● YOUR TASK
Give the listing below again in full, exactly as written.

· · · ·

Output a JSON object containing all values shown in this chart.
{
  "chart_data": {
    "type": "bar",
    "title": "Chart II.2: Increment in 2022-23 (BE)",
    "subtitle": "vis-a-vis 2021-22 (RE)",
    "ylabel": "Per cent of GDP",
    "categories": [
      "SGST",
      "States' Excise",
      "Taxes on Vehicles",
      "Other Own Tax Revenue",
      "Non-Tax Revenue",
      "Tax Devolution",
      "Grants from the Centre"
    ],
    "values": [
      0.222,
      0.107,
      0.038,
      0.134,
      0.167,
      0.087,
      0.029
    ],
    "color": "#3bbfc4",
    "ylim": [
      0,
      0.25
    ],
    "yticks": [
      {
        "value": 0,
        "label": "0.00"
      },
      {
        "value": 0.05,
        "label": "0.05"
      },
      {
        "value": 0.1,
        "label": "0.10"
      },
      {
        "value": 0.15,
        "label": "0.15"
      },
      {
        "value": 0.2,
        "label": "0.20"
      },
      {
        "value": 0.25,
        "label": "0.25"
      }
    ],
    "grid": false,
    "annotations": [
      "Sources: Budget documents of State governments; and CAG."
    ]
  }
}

· · · ·

● FULL OUTPUT
Output a JSON object containing all values shown in this chart.
{
  "chart_data": {
    "type": "bar",
    "title": "Chart II.2: Increment in 2022-23 (BE)",
    "subtitle": "vis-a-vis 2021-22 (RE)",
    "ylabel": "Per cent of GDP",
    "categories": [
      "SGST",
      "States' Excise",
      "Taxes on Vehicles",
      "Other Own Tax Revenue",
      "Non-Tax Revenue",
      "Tax Devolution",
      "Grants from the Centre"
    ],
    "values": [
      0.222,
      0.107,
      0.038,
      0.134,
      0.167,
      0.087,
      0.029
    ],
    "color": "#3bbfc4",
    "ylim": [
      0,
      0.25
    ],
    "yticks": [
      {
        "value": 0,
        "label": "0.00"
      },
      {
        "value": 0.05,
        "label": "0.05"
      },
      {
        "value": 0.1,
        "label": "0.10"
      },
      {
        "value": 0.15,
        "label": "0.15"
      },
      {
        "value": 0.2,
        "label": "0.20"
      },
      {
        "value": 0.25,
        "label": "0.25"
      }
    ],
    "grid": false,
    "annotations": [
      "Sources: Budget documents of State governments; and CAG."
    ]
  }
}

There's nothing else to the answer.